Collected data -
-.-.-
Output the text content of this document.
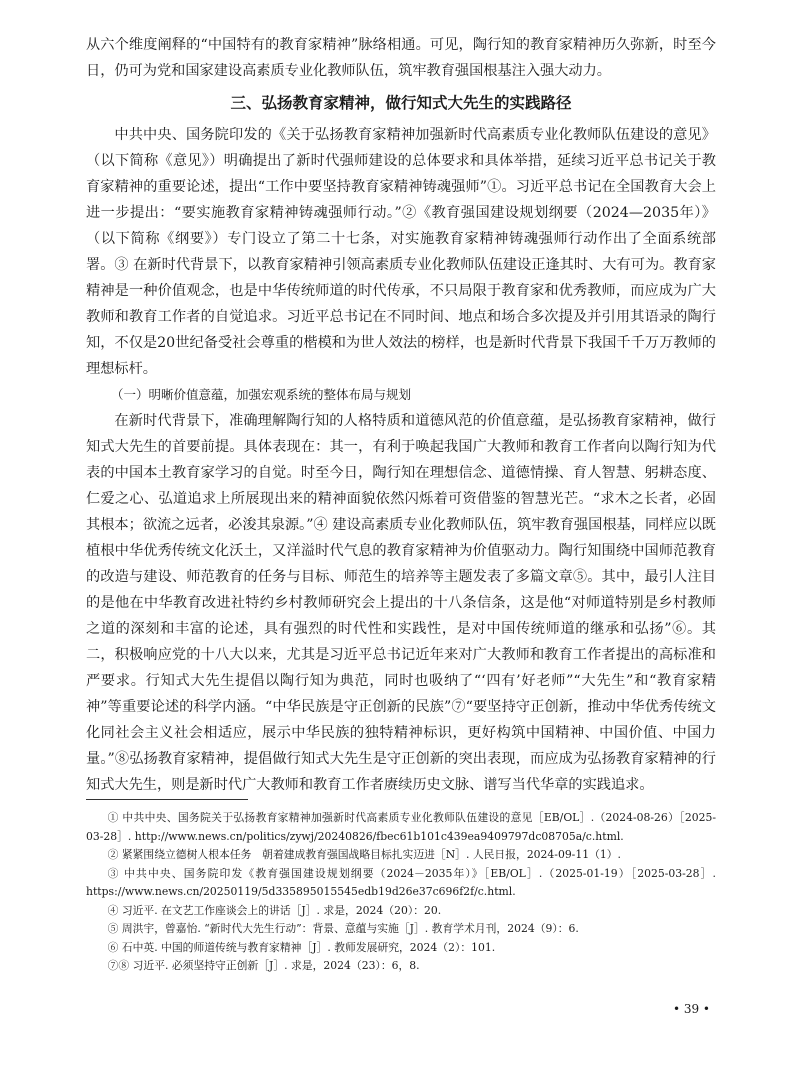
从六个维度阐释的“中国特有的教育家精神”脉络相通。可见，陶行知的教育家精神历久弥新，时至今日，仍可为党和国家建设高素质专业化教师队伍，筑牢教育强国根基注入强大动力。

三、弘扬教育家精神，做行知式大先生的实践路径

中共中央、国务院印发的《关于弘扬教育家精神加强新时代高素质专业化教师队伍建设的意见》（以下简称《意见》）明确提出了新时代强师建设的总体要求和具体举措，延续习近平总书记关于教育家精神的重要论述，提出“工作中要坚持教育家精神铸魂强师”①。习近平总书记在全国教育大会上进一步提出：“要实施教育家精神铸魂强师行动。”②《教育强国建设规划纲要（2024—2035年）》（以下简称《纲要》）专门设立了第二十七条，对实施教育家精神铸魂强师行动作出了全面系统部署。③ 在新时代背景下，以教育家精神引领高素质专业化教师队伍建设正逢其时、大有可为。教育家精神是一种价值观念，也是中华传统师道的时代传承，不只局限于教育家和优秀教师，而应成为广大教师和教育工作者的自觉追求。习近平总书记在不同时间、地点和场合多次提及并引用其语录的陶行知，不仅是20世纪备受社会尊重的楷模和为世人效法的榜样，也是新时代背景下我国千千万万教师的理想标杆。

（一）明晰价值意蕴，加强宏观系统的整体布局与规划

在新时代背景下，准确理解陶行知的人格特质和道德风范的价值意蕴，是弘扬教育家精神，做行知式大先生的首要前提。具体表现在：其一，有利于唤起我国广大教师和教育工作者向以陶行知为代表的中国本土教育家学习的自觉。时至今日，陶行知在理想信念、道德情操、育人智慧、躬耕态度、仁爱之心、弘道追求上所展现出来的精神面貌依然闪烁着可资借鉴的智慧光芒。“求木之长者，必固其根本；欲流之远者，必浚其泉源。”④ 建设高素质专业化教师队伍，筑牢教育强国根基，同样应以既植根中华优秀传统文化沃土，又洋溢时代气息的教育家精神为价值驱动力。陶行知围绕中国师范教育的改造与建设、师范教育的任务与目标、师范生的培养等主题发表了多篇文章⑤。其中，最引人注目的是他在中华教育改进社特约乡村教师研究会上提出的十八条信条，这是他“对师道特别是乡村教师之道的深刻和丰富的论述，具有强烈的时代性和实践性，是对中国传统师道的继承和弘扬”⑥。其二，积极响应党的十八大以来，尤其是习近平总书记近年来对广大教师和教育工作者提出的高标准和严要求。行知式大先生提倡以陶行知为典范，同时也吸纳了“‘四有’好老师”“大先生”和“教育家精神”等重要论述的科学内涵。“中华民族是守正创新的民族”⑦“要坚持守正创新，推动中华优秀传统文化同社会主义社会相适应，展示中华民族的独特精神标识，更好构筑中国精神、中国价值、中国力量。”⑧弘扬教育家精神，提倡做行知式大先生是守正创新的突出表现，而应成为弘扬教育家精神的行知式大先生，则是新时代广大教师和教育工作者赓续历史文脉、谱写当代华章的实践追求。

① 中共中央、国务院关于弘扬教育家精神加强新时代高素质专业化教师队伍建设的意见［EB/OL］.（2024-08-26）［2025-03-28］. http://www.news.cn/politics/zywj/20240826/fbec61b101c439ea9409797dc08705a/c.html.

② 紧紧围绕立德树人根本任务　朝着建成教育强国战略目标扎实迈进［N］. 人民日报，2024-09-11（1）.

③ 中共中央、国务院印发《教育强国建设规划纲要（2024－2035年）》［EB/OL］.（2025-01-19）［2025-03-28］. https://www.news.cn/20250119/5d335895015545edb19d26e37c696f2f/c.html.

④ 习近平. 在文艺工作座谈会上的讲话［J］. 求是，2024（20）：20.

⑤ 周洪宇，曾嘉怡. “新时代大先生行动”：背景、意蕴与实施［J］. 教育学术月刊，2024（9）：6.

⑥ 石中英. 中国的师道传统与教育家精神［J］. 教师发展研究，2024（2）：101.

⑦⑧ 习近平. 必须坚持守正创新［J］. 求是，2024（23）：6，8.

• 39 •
-.-.-
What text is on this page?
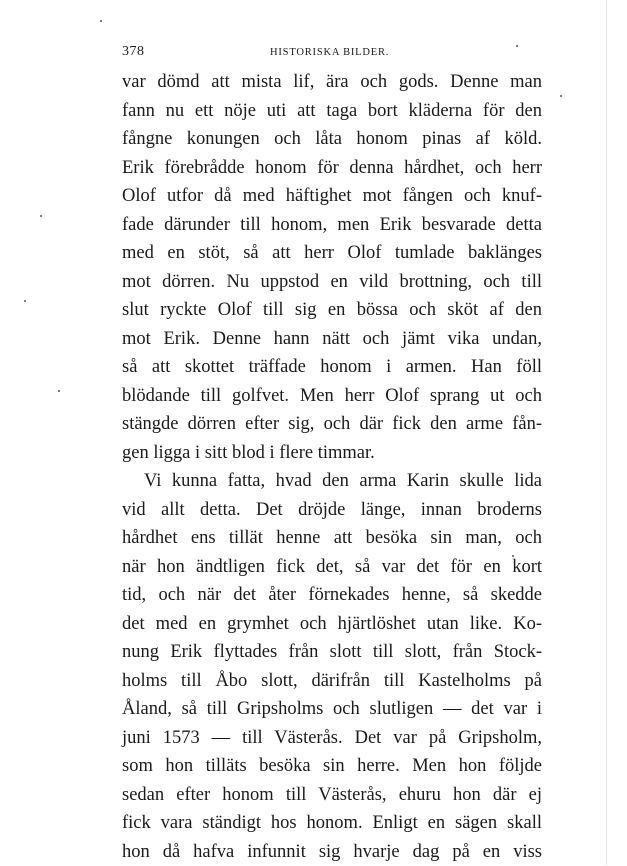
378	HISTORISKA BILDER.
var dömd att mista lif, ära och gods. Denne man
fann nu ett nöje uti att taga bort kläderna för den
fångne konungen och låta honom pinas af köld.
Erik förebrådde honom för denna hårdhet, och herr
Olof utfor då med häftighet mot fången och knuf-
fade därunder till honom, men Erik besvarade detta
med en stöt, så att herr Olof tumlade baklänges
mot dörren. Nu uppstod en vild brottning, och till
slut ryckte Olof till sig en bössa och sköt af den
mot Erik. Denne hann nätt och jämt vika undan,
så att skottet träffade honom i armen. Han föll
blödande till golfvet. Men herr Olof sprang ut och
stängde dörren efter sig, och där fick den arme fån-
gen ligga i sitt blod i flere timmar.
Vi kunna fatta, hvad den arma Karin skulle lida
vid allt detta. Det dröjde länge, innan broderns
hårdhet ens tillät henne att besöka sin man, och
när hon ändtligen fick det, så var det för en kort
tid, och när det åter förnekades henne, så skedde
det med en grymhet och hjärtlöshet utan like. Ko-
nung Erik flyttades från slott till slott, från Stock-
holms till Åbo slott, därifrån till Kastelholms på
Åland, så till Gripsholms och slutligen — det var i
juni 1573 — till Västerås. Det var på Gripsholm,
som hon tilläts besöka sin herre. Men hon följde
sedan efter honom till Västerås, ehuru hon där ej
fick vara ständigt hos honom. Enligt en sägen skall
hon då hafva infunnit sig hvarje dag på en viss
-.-.-
Requirement -
Set out every line from the material that contains the string "dörren".

Exercise output -
mot dörren. Nu uppstod en vild brottning, och till
stängde dörren efter sig, och där fick den arme fån-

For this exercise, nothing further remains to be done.